### Description of the task
All of the lines below are to be transcribed faithfully, with pictures excluded from the copy.

### Data for this task
•••

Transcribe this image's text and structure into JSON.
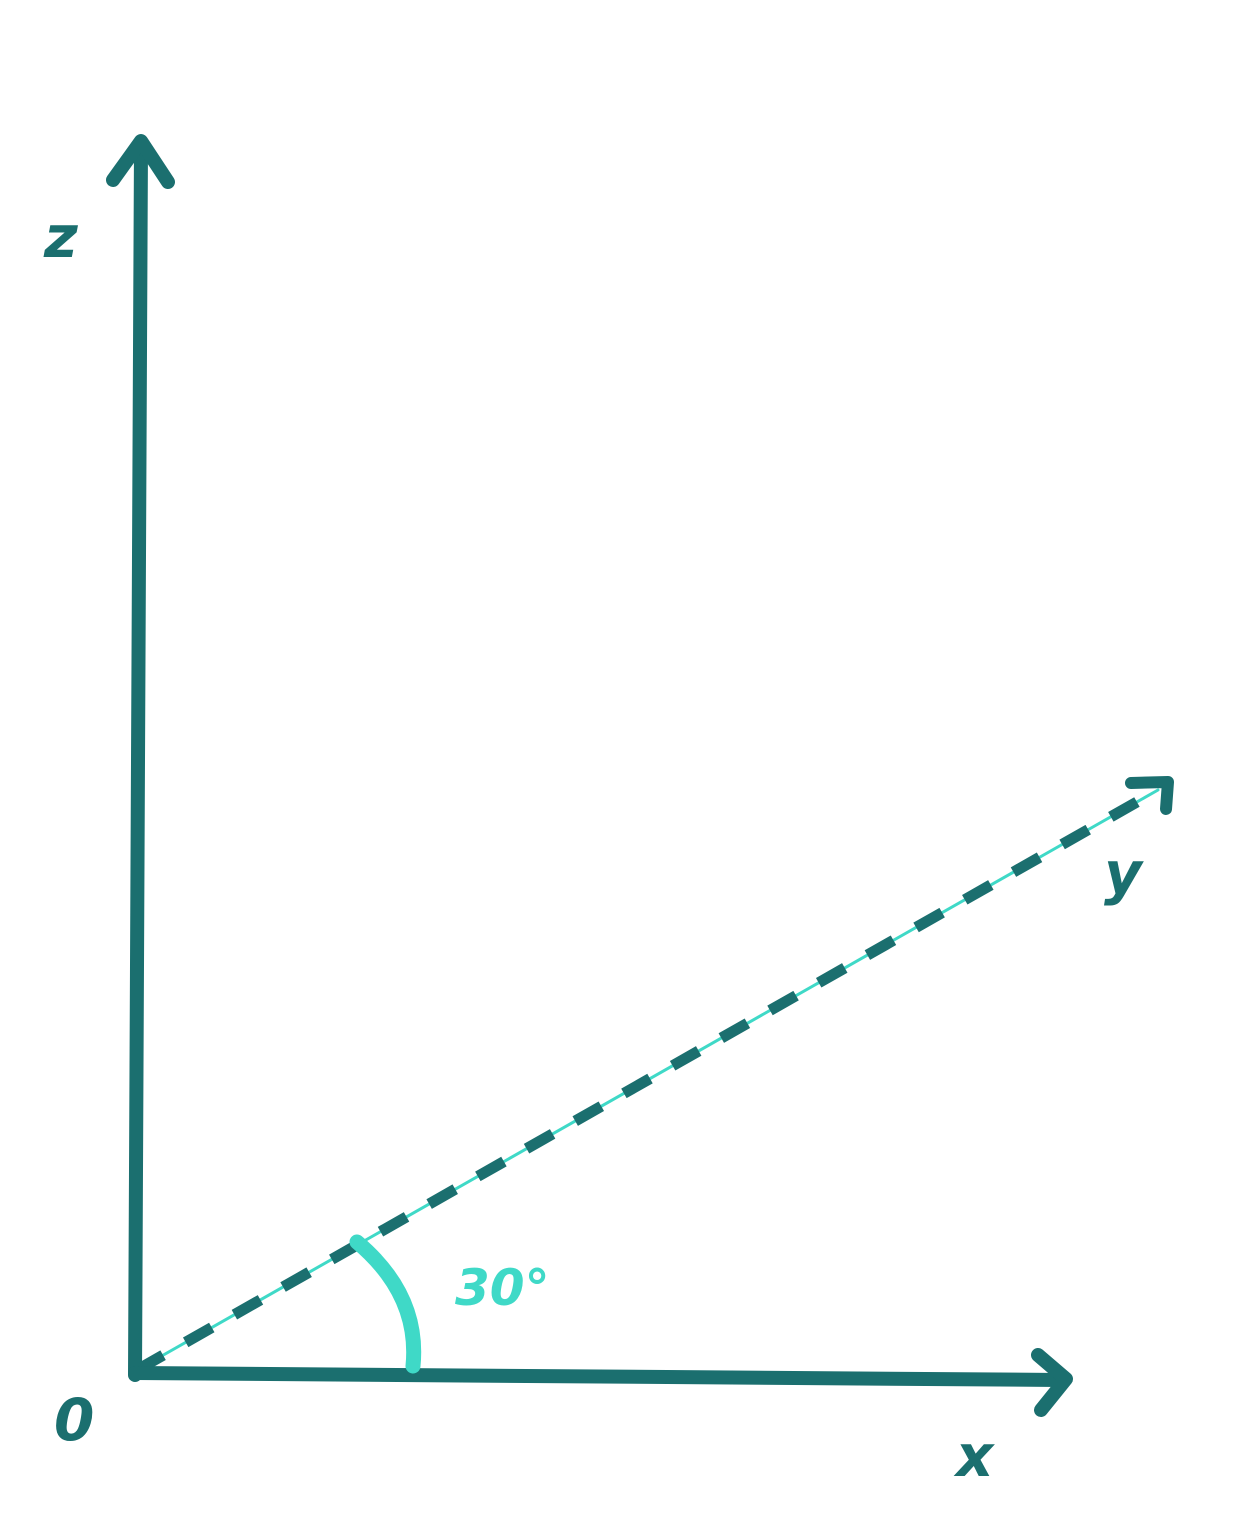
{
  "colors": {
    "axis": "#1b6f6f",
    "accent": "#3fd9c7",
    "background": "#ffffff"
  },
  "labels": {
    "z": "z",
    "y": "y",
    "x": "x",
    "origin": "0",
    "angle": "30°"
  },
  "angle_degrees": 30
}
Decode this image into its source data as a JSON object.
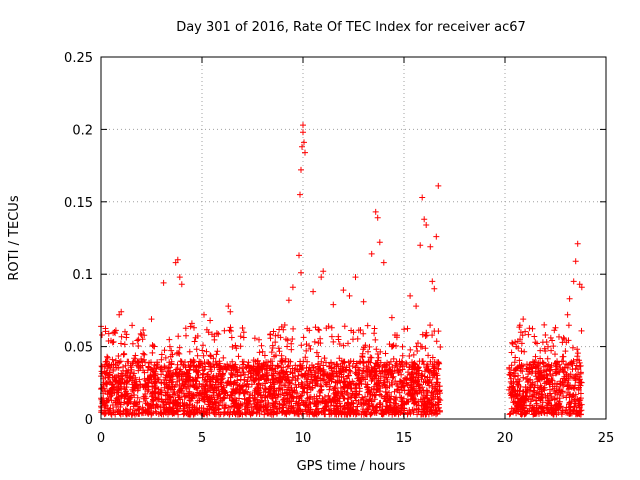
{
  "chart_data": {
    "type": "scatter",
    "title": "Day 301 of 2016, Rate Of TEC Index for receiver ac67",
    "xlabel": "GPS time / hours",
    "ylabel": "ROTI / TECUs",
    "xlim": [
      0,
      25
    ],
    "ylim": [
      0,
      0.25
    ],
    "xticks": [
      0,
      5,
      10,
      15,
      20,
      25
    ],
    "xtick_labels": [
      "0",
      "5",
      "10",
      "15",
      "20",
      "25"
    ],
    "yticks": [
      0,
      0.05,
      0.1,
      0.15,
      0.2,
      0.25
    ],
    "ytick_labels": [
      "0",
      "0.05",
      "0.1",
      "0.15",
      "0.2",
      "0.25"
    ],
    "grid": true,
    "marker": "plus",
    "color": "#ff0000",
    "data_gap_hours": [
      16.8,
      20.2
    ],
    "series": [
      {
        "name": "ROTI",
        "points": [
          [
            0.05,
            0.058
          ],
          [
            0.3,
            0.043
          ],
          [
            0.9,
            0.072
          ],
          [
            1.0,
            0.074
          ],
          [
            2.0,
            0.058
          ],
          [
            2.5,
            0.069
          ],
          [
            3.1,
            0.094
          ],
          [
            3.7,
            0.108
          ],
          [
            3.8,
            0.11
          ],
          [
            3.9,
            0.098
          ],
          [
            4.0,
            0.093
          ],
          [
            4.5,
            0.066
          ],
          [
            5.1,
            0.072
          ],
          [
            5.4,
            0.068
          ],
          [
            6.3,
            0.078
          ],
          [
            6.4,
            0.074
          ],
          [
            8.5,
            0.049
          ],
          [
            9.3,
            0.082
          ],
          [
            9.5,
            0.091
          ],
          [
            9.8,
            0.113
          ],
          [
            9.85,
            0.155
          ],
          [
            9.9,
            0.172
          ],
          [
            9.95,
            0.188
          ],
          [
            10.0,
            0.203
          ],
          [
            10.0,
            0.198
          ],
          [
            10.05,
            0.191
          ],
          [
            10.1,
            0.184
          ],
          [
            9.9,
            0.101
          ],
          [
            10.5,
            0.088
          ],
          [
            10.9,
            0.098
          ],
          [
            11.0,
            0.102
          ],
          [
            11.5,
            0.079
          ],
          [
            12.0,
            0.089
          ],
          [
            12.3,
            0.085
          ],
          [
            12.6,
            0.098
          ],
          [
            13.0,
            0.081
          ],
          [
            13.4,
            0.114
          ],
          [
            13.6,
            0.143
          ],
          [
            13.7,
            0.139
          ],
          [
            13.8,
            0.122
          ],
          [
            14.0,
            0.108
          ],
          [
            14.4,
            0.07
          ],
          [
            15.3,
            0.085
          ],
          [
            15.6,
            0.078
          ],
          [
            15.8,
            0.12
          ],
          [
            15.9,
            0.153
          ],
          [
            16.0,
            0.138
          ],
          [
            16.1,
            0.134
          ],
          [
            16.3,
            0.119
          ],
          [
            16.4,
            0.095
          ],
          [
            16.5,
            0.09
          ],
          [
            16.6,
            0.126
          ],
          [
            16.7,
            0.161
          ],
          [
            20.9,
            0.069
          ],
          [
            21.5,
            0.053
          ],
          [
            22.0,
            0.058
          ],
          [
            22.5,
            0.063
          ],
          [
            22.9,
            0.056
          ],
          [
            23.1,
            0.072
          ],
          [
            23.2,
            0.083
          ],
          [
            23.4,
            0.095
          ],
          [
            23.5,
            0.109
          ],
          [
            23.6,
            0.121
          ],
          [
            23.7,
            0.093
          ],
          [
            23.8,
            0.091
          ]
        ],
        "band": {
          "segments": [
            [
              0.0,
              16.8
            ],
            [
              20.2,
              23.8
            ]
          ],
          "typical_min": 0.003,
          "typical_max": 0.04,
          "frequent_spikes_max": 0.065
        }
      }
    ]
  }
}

•••

### Reply
Transcribe this image's text and structure into JSON.
{
  "colors": {
    "axis": "#1b6f6f",
    "accent": "#3fd9c7",
    "background": "#ffffff"
  },
  "labels": {
    "z": "z",
    "y": "y",
    "x": "x",
    "origin": "0",
    "angle": "30°"
  },
  "angle_degrees": 30
}
Decode this image into its source data as a JSON object.
{
  "chart_data": {
    "type": "scatter",
    "title": "Day 301 of 2016, Rate Of TEC Index for receiver ac67",
    "xlabel": "GPS time / hours",
    "ylabel": "ROTI / TECUs",
    "xlim": [
      0,
      25
    ],
    "ylim": [
      0,
      0.25
    ],
    "xticks": [
      0,
      5,
      10,
      15,
      20,
      25
    ],
    "xtick_labels": [
      "0",
      "5",
      "10",
      "15",
      "20",
      "25"
    ],
    "yticks": [
      0,
      0.05,
      0.1,
      0.15,
      0.2,
      0.25
    ],
    "ytick_labels": [
      "0",
      "0.05",
      "0.1",
      "0.15",
      "0.2",
      "0.25"
    ],
    "grid": true,
    "marker": "plus",
    "color": "#ff0000",
    "data_gap_hours": [
      16.8,
      20.2
    ],
    "series": [
      {
        "name": "ROTI",
        "points": [
          [
            0.05,
            0.058
          ],
          [
            0.3,
            0.043
          ],
          [
            0.9,
            0.072
          ],
          [
            1.0,
            0.074
          ],
          [
            2.0,
            0.058
          ],
          [
            2.5,
            0.069
          ],
          [
            3.1,
            0.094
          ],
          [
            3.7,
            0.108
          ],
          [
            3.8,
            0.11
          ],
          [
            3.9,
            0.098
          ],
          [
            4.0,
            0.093
          ],
          [
            4.5,
            0.066
          ],
          [
            5.1,
            0.072
          ],
          [
            5.4,
            0.068
          ],
          [
            6.3,
            0.078
          ],
          [
            6.4,
            0.074
          ],
          [
            8.5,
            0.049
          ],
          [
            9.3,
            0.082
          ],
          [
            9.5,
            0.091
          ],
          [
            9.8,
            0.113
          ],
          [
            9.85,
            0.155
          ],
          [
            9.9,
            0.172
          ],
          [
            9.95,
            0.188
          ],
          [
            10.0,
            0.203
          ],
          [
            10.0,
            0.198
          ],
          [
            10.05,
            0.191
          ],
          [
            10.1,
            0.184
          ],
          [
            9.9,
            0.101
          ],
          [
            10.5,
            0.088
          ],
          [
            10.9,
            0.098
          ],
          [
            11.0,
            0.102
          ],
          [
            11.5,
            0.079
          ],
          [
            12.0,
            0.089
          ],
          [
            12.3,
            0.085
          ],
          [
            12.6,
            0.098
          ],
          [
            13.0,
            0.081
          ],
          [
            13.4,
            0.114
          ],
          [
            13.6,
            0.143
          ],
          [
            13.7,
            0.139
          ],
          [
            13.8,
            0.122
          ],
          [
            14.0,
            0.108
          ],
          [
            14.4,
            0.07
          ],
          [
            15.3,
            0.085
          ],
          [
            15.6,
            0.078
          ],
          [
            15.8,
            0.12
          ],
          [
            15.9,
            0.153
          ],
          [
            16.0,
            0.138
          ],
          [
            16.1,
            0.134
          ],
          [
            16.3,
            0.119
          ],
          [
            16.4,
            0.095
          ],
          [
            16.5,
            0.09
          ],
          [
            16.6,
            0.126
          ],
          [
            16.7,
            0.161
          ],
          [
            20.9,
            0.069
          ],
          [
            21.5,
            0.053
          ],
          [
            22.0,
            0.058
          ],
          [
            22.5,
            0.063
          ],
          [
            22.9,
            0.056
          ],
          [
            23.1,
            0.072
          ],
          [
            23.2,
            0.083
          ],
          [
            23.4,
            0.095
          ],
          [
            23.5,
            0.109
          ],
          [
            23.6,
            0.121
          ],
          [
            23.7,
            0.093
          ],
          [
            23.8,
            0.091
          ]
        ],
        "band": {
          "segments": [
            [
              0.0,
              16.8
            ],
            [
              20.2,
              23.8
            ]
          ],
          "typical_min": 0.003,
          "typical_max": 0.04,
          "frequent_spikes_max": 0.065
        }
      }
    ]
  }
}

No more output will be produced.